### [WHAT IS ASKED]
Copy every line from the records below that holds the word "أساو".

### [THE RECORDS]
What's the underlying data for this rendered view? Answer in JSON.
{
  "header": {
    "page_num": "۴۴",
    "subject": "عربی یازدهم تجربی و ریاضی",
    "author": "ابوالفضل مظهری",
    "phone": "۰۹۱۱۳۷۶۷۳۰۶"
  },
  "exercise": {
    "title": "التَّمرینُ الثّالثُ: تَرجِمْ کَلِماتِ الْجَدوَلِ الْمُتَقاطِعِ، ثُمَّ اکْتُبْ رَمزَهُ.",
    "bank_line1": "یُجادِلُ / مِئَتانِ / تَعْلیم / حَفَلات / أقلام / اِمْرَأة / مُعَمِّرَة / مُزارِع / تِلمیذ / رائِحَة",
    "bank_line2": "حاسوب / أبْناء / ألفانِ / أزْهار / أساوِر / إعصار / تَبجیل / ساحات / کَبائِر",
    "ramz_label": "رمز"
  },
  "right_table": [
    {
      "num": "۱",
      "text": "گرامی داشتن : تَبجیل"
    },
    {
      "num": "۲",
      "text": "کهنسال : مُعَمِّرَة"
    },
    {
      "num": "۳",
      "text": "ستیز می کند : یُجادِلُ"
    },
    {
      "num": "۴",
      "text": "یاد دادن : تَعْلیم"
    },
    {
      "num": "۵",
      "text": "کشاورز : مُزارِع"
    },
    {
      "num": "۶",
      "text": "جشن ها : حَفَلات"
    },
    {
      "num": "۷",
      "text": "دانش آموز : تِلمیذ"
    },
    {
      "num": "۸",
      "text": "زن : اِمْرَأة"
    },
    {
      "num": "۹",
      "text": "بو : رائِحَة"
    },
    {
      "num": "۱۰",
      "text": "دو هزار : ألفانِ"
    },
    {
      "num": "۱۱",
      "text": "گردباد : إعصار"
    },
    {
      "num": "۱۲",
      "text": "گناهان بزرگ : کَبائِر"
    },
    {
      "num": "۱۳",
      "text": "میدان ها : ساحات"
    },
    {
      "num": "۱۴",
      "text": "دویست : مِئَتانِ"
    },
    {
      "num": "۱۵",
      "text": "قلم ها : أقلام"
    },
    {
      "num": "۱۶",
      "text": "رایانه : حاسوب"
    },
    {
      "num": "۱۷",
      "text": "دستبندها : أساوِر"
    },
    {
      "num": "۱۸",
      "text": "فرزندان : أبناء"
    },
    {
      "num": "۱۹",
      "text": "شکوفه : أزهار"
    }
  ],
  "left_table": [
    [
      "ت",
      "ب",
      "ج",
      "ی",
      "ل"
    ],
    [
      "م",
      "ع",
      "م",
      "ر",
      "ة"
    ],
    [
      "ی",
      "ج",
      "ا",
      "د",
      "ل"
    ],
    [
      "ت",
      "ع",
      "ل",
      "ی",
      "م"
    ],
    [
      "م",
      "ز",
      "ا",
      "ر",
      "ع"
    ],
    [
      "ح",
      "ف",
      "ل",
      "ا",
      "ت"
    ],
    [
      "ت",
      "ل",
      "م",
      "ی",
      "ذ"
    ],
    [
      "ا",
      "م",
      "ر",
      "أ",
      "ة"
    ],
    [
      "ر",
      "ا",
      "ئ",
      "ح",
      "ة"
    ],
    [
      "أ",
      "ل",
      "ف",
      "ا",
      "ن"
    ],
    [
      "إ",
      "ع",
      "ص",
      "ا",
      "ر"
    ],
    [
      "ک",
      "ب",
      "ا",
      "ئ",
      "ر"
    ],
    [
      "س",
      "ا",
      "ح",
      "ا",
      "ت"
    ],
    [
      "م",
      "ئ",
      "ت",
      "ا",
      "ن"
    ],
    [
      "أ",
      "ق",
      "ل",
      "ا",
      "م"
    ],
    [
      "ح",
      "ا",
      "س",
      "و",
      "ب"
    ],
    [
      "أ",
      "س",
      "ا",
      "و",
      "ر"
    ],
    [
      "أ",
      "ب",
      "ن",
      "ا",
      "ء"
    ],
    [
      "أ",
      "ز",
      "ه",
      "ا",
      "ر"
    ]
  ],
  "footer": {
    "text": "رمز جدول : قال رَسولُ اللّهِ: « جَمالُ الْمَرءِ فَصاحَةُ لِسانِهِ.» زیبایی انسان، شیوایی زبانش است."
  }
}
* * *
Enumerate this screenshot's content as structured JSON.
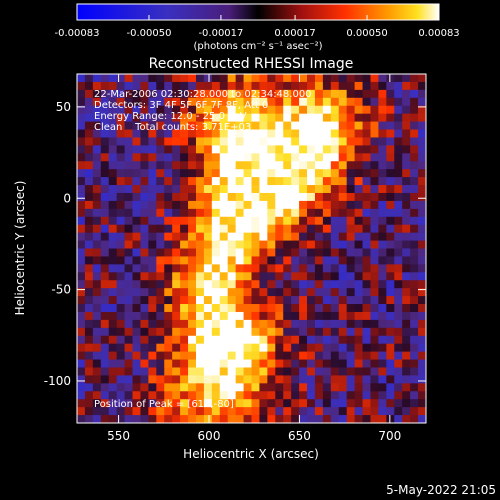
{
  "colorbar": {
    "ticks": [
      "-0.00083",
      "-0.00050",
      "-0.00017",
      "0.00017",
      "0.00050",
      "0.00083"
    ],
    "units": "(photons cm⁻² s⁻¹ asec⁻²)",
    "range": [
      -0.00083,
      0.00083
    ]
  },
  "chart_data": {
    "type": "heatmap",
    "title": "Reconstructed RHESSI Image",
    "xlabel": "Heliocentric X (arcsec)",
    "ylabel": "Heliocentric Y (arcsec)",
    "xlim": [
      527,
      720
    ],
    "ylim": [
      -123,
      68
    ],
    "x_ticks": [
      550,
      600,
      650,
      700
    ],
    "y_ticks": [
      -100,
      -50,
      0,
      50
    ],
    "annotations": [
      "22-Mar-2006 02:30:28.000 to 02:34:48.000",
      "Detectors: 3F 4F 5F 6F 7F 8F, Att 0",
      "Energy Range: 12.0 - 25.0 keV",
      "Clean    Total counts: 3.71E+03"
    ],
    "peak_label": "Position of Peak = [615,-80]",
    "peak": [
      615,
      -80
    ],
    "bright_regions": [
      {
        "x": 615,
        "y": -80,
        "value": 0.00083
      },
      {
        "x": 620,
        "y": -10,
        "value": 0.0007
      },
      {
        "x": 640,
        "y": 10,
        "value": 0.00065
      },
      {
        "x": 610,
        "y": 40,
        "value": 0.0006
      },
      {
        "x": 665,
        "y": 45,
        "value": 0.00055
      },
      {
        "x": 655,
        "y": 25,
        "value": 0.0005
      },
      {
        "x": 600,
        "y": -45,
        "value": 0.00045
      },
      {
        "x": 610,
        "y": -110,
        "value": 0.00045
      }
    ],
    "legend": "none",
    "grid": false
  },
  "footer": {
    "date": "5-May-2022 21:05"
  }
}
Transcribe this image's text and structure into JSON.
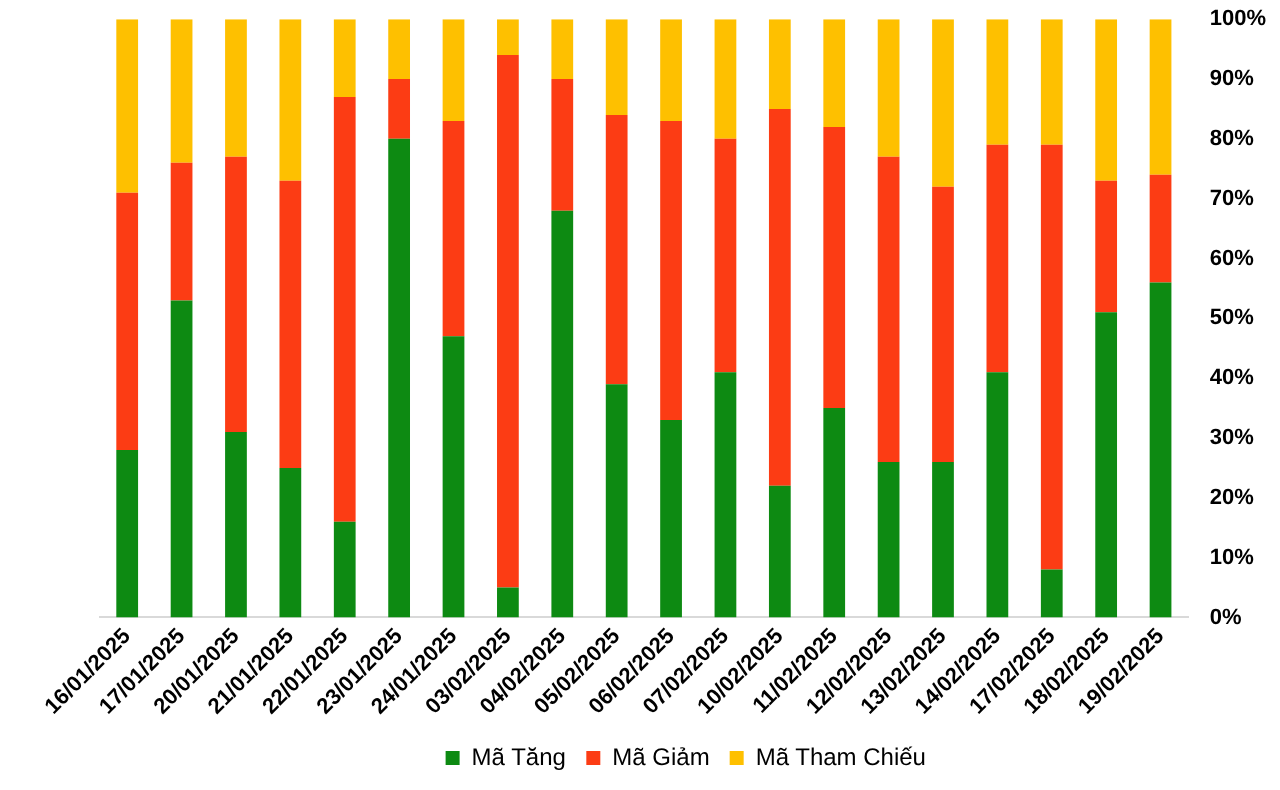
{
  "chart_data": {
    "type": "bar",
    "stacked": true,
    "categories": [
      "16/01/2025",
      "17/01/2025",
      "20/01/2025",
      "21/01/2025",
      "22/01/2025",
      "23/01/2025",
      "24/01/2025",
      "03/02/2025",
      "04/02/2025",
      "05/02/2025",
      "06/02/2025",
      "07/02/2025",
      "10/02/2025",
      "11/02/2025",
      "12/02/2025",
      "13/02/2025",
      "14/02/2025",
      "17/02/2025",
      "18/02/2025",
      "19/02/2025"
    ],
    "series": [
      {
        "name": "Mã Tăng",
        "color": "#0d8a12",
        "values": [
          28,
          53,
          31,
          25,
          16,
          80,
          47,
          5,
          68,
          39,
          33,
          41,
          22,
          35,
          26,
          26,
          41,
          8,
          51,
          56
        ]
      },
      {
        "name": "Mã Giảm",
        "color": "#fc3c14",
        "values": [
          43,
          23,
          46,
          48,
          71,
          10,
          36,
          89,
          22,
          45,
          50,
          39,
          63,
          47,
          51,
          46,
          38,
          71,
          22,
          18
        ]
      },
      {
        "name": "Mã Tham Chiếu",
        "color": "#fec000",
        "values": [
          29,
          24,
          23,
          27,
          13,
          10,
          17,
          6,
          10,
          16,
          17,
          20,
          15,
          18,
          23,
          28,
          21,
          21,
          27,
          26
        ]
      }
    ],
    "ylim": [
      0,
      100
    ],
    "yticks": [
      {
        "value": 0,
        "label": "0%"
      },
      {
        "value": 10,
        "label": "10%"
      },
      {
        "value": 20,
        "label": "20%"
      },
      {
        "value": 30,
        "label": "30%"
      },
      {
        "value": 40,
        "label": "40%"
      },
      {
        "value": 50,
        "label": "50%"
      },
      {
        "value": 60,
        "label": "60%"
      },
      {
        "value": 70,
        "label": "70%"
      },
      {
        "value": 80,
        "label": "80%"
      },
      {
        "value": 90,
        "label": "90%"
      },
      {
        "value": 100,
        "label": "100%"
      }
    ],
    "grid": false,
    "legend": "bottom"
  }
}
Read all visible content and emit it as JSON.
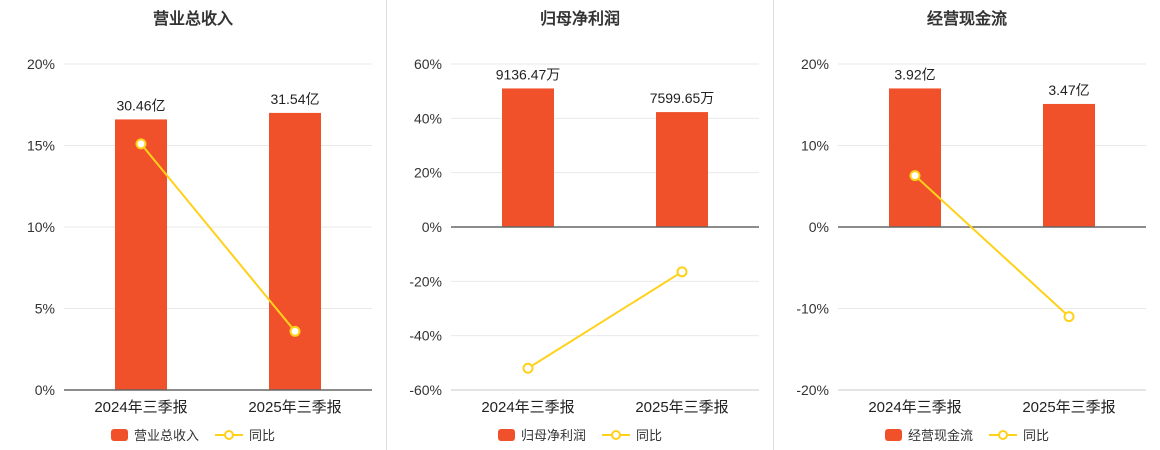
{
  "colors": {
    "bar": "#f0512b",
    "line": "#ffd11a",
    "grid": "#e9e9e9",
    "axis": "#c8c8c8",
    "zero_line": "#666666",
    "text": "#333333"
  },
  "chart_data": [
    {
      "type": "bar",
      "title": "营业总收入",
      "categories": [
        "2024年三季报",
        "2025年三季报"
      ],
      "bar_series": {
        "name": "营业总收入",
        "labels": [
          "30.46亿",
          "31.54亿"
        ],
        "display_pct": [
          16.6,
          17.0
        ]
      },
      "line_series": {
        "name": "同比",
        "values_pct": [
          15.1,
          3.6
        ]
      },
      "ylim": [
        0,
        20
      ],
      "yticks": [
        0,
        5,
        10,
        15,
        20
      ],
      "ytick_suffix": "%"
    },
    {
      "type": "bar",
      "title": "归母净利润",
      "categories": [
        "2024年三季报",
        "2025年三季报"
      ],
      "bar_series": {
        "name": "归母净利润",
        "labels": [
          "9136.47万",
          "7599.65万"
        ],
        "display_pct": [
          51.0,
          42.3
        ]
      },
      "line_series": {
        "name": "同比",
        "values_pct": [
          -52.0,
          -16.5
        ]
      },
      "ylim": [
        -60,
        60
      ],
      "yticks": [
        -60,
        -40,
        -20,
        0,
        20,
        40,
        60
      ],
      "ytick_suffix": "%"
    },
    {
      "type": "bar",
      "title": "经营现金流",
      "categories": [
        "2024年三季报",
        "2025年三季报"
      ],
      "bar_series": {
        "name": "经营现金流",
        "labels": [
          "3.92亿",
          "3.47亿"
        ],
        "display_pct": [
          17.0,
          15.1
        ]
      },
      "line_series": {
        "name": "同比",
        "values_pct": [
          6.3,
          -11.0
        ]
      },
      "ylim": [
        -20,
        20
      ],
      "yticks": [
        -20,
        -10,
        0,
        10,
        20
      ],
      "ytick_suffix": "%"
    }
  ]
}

### [RESULT OF THIS TASK]
    "bank_line2": "حاسوب / أبْناء / ألفانِ / أزْهار / أساوِر / إعصار / تَبجیل / ساحات / کَبائِر",
      "text": "دستبندها : أساوِر"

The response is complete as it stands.